» Goal: Copy, from the entries below, each line where the word "label" can be found.
[begin Data listing]
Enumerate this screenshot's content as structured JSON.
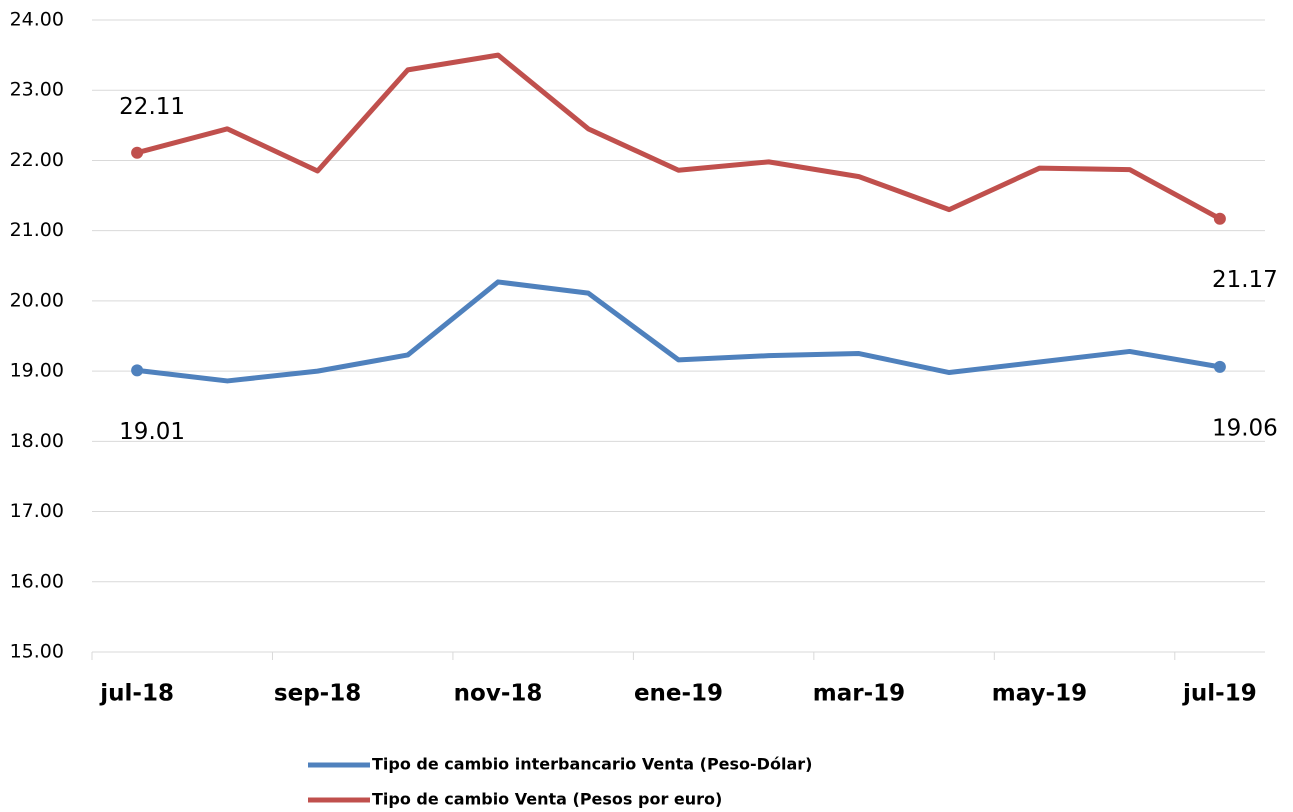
{
  "chart_data": {
    "type": "line",
    "categories": [
      "jul-18",
      null,
      "sep-18",
      null,
      "nov-18",
      null,
      "ene-19",
      null,
      "mar-19",
      null,
      "may-19",
      null,
      "jul-19"
    ],
    "series": [
      {
        "name": "Tipo de cambio interbancario Venta (Peso-Dólar)",
        "color": "#4f81bd",
        "values": [
          19.01,
          18.86,
          19.0,
          19.23,
          20.27,
          20.11,
          19.16,
          19.22,
          19.25,
          18.98,
          19.13,
          19.28,
          19.06
        ]
      },
      {
        "name": "Tipo de cambio Venta (Pesos por euro)",
        "color": "#c0504d",
        "values": [
          22.11,
          22.45,
          21.85,
          23.29,
          23.5,
          22.45,
          21.86,
          21.98,
          21.77,
          21.3,
          21.89,
          21.87,
          21.17
        ]
      }
    ],
    "ylim": [
      15,
      24
    ],
    "yticks": [
      {
        "value": 15,
        "label": "15.00"
      },
      {
        "value": 16,
        "label": "16.00"
      },
      {
        "value": 17,
        "label": "17.00"
      },
      {
        "value": 18,
        "label": "18.00"
      },
      {
        "value": 19,
        "label": "19.00"
      },
      {
        "value": 20,
        "label": "20.00"
      },
      {
        "value": 21,
        "label": "21.00"
      },
      {
        "value": 22,
        "label": "22.00"
      },
      {
        "value": 23,
        "label": "23.00"
      },
      {
        "value": 24,
        "label": "24.00"
      }
    ],
    "grid": true,
    "legend": "bottom"
  }
}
[end Data listing]
» The result:
        "label": "15.00"
        "label": "16.00"
        "label": "17.00"
        "label": "18.00"
        "label": "19.00"
        "label": "20.00"
        "label": "21.00"
        "label": "22.00"
        "label": "23.00"
        "label": "24.00"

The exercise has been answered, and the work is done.